(Recorded data)
============

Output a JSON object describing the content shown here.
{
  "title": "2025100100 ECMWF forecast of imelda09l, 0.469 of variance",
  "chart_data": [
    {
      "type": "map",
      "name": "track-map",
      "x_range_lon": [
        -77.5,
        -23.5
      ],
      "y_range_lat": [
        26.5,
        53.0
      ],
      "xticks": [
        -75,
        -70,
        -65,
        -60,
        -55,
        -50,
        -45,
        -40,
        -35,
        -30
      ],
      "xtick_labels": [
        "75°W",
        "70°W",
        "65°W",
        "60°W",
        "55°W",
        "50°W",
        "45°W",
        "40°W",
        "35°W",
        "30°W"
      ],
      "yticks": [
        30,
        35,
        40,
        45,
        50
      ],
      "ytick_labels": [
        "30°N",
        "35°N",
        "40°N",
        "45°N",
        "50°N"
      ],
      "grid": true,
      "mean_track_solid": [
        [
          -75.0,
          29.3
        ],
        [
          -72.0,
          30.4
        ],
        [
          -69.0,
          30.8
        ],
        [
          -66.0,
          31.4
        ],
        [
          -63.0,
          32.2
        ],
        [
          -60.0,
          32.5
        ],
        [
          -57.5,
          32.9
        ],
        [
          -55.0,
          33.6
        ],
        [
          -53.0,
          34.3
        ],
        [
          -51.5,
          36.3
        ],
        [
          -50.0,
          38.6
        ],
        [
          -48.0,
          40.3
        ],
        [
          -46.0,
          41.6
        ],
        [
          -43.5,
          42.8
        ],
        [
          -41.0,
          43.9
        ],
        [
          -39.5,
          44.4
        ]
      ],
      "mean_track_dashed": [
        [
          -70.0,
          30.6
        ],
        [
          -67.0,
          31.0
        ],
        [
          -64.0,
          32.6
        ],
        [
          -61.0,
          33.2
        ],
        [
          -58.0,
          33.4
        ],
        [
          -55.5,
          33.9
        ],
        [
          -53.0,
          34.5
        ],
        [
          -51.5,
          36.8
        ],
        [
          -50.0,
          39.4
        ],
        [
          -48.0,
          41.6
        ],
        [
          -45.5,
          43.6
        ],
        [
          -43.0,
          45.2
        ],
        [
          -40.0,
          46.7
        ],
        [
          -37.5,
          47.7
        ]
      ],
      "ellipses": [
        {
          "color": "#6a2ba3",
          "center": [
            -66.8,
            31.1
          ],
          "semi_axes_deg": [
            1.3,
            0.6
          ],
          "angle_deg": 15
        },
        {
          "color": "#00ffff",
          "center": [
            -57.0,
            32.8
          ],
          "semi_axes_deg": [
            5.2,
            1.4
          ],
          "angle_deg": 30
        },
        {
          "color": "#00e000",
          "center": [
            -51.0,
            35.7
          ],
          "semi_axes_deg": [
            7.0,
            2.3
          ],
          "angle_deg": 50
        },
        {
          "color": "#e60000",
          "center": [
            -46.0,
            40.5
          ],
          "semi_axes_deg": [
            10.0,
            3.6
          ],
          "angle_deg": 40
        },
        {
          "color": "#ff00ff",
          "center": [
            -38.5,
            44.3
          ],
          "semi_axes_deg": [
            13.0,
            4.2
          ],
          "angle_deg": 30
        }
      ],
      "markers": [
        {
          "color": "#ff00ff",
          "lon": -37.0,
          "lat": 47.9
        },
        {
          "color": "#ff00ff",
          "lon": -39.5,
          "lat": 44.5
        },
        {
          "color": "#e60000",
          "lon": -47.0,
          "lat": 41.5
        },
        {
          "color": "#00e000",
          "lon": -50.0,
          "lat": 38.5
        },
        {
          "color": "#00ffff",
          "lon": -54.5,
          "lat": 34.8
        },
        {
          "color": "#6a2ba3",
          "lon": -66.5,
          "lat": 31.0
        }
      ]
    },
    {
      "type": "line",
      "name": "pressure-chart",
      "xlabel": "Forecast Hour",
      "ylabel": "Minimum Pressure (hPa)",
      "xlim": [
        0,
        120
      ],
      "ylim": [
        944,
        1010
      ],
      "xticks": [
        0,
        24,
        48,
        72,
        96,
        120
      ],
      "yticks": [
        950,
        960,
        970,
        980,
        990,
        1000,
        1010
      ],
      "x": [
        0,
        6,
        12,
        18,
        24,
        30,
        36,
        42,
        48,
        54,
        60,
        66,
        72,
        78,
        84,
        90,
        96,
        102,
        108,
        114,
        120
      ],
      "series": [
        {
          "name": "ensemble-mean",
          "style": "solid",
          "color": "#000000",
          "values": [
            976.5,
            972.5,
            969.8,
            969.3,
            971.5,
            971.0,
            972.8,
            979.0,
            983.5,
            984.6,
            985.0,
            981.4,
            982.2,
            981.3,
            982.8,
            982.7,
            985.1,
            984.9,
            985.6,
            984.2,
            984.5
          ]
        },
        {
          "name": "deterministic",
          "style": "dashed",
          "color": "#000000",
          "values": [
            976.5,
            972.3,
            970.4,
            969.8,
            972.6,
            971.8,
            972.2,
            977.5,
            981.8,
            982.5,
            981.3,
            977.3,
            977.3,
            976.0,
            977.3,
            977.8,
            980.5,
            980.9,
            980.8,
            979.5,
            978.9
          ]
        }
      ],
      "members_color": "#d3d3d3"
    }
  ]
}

============

▸ **Task prompt**: Please set down each line of the records exactly as given.

▸ **Right answer**:
Output a JSON object describing the content shown here.
{
  "title": "2025100100 ECMWF forecast of imelda09l, 0.469 of variance",
  "chart_data": [
    {
      "type": "map",
      "name": "track-map",
      "x_range_lon": [
        -77.5,
        -23.5
      ],
      "y_range_lat": [
        26.5,
        53.0
      ],
      "xticks": [
        -75,
        -70,
        -65,
        -60,
        -55,
        -50,
        -45,
        -40,
        -35,
        -30
      ],
      "xtick_labels": [
        "75°W",
        "70°W",
        "65°W",
        "60°W",
        "55°W",
        "50°W",
        "45°W",
        "40°W",
        "35°W",
        "30°W"
      ],
      "yticks": [
        30,
        35,
        40,
        45,
        50
      ],
      "ytick_labels": [
        "30°N",
        "35°N",
        "40°N",
        "45°N",
        "50°N"
      ],
      "grid": true,
      "mean_track_solid": [
        [
          -75.0,
          29.3
        ],
        [
          -72.0,
          30.4
        ],
        [
          -69.0,
          30.8
        ],
        [
          -66.0,
          31.4
        ],
        [
          -63.0,
          32.2
        ],
        [
          -60.0,
          32.5
        ],
        [
          -57.5,
          32.9
        ],
        [
          -55.0,
          33.6
        ],
        [
          -53.0,
          34.3
        ],
        [
          -51.5,
          36.3
        ],
        [
          -50.0,
          38.6
        ],
        [
          -48.0,
          40.3
        ],
        [
          -46.0,
          41.6
        ],
        [
          -43.5,
          42.8
        ],
        [
          -41.0,
          43.9
        ],
        [
          -39.5,
          44.4
        ]
      ],
      "mean_track_dashed": [
        [
          -70.0,
          30.6
        ],
        [
          -67.0,
          31.0
        ],
        [
          -64.0,
          32.6
        ],
        [
          -61.0,
          33.2
        ],
        [
          -58.0,
          33.4
        ],
        [
          -55.5,
          33.9
        ],
        [
          -53.0,
          34.5
        ],
        [
          -51.5,
          36.8
        ],
        [
          -50.0,
          39.4
        ],
        [
          -48.0,
          41.6
        ],
        [
          -45.5,
          43.6
        ],
        [
          -43.0,
          45.2
        ],
        [
          -40.0,
          46.7
        ],
        [
          -37.5,
          47.7
        ]
      ],
      "ellipses": [
        {
          "color": "#6a2ba3",
          "center": [
            -66.8,
            31.1
          ],
          "semi_axes_deg": [
            1.3,
            0.6
          ],
          "angle_deg": 15
        },
        {
          "color": "#00ffff",
          "center": [
            -57.0,
            32.8
          ],
          "semi_axes_deg": [
            5.2,
            1.4
          ],
          "angle_deg": 30
        },
        {
          "color": "#00e000",
          "center": [
            -51.0,
            35.7
          ],
          "semi_axes_deg": [
            7.0,
            2.3
          ],
          "angle_deg": 50
        },
        {
          "color": "#e60000",
          "center": [
            -46.0,
            40.5
          ],
          "semi_axes_deg": [
            10.0,
            3.6
          ],
          "angle_deg": 40
        },
        {
          "color": "#ff00ff",
          "center": [
            -38.5,
            44.3
          ],
          "semi_axes_deg": [
            13.0,
            4.2
          ],
          "angle_deg": 30
        }
      ],
      "markers": [
        {
          "color": "#ff00ff",
          "lon": -37.0,
          "lat": 47.9
        },
        {
          "color": "#ff00ff",
          "lon": -39.5,
          "lat": 44.5
        },
        {
          "color": "#e60000",
          "lon": -47.0,
          "lat": 41.5
        },
        {
          "color": "#00e000",
          "lon": -50.0,
          "lat": 38.5
        },
        {
          "color": "#00ffff",
          "lon": -54.5,
          "lat": 34.8
        },
        {
          "color": "#6a2ba3",
          "lon": -66.5,
          "lat": 31.0
        }
      ]
    },
    {
      "type": "line",
      "name": "pressure-chart",
      "xlabel": "Forecast Hour",
      "ylabel": "Minimum Pressure (hPa)",
      "xlim": [
        0,
        120
      ],
      "ylim": [
        944,
        1010
      ],
      "xticks": [
        0,
        24,
        48,
        72,
        96,
        120
      ],
      "yticks": [
        950,
        960,
        970,
        980,
        990,
        1000,
        1010
      ],
      "x": [
        0,
        6,
        12,
        18,
        24,
        30,
        36,
        42,
        48,
        54,
        60,
        66,
        72,
        78,
        84,
        90,
        96,
        102,
        108,
        114,
        120
      ],
      "series": [
        {
          "name": "ensemble-mean",
          "style": "solid",
          "color": "#000000",
          "values": [
            976.5,
            972.5,
            969.8,
            969.3,
            971.5,
            971.0,
            972.8,
            979.0,
            983.5,
            984.6,
            985.0,
            981.4,
            982.2,
            981.3,
            982.8,
            982.7,
            985.1,
            984.9,
            985.6,
            984.2,
            984.5
          ]
        },
        {
          "name": "deterministic",
          "style": "dashed",
          "color": "#000000",
          "values": [
            976.5,
            972.3,
            970.4,
            969.8,
            972.6,
            971.8,
            972.2,
            977.5,
            981.8,
            982.5,
            981.3,
            977.3,
            977.3,
            976.0,
            977.3,
            977.8,
            980.5,
            980.9,
            980.8,
            979.5,
            978.9
          ]
        }
      ],
      "members_color": "#d3d3d3"
    }
  ]
}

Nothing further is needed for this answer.